Supplied text

• • •

Originally published May 18 2005
Southern China food markets breeding ground for new diseases
by Mike Adams, NaturalNews Editor
Food markets in Southern China are famous for the wide variety of animals available to be butchered and purchased on the spot. At these markets, wire cages, stacked high, contain dozens of varieties of birds, animals, and reptiles. Unfortunately, the close proximity of creatures who would generally never meet in nature provides a breeding ground for new viruses, some of which may prove dangerous to humans.Researchers say that three or four pandemic flus emerge from Southern China each century (the most recent example being SARS, which claimed over 700 victims in 2003). The Chinese government is attempting to address the problem, but faces difficult cultural and medical challenges.
- Most flu pandemics are thought to have emerged from live animal markets.
- Customers peer at the caged animals before choosing their meal of the day.
- They watch as the butcher cuts up the animal with knives and machetes, spreading blood, guts, faeces and urine all over the market floor.
- People from South China believe that eating wild animals is good for their health and vitality, and gulping down such exotic fare as cobra and Asiatic brush tailed porcupine is seen as a symbol of social status.
- It was from just such a market in a village near the provincial capital of Guangzhou that researchers believe the deadly SARS virus originated in 2003, with civet cats high on the list of suspects.
- The respiratory disease, which killed 774 people and sickened 8,098 in 30 nations, sparked panic in nearby Hong Kong, with most of its 7 million residents donning masks in a bid not to be infected when someone coughed or sneezed.
- The Asian flu of 1957 and the Hong Kong flu of 1968 are both believed to have originated in southern China, while the Russian flu of 1977, which appeared in the city of Anshan, was widely thought to be a re-emergence of the 1957 flu.
- And some experts, including Kennedy Shortridge, who worked in Hong Kong for many years and teaches at New Zealand's Auckland University, believe the Spanish flu of 1918 spread along the Chinese coast and was carried to America by Chinese immigrants.
- Outside the city limits, farmers eat, sleep and work in teeming and cramped quarters with ducks, chickens and pigs in traditional and often squalid conditions, creating a toxic brew that can easily spread to the modern China, and to the rest of the world.
- Early on, a lack of regulations, record-keeping and research between Hong Kong and China, and a suppression of information by Beijing, stunted any efforts to clamp down on outbreaks.

• • •

What the task asks
Copy the passage of the article on Southern China food markets from "- Customers peer" up to and including "coughed or sneezed.". The records that follow were taken from a separate source.

[Data items]
• • •

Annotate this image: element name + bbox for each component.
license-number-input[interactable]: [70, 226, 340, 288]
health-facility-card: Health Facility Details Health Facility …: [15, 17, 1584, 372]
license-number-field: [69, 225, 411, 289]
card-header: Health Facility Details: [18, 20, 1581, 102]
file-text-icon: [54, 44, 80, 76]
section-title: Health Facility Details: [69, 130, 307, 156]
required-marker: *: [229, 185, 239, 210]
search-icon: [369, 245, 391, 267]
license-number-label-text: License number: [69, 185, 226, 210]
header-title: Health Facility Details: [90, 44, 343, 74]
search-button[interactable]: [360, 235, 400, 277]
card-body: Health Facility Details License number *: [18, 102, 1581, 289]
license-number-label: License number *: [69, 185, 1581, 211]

• • •

Result below
- Customers peer at the caged animals before choosing their meal of the day.
- They watch as the butcher cuts up the animal with knives and machetes, spreading blood, guts, faeces and urine all over the market floor.
- People from South China believe that eating wild animals is good for their health and vitality, and gulping down such exotic fare as cobra and Asiatic brush tailed porcupine is seen as a symbol of social status.
- It was from just such a market in a village near the provincial capital of Guangzhou that researchers believe the deadly SARS virus originated in 2003, with civet cats high on the list of suspects.
- The respiratory disease, which killed 774 people and sickened 8,098 in 30 nations, sparked panic in nearby Hong Kong, with most of its 7 million residents donning masks in a bid not to be infected when someone coughed or sneezed.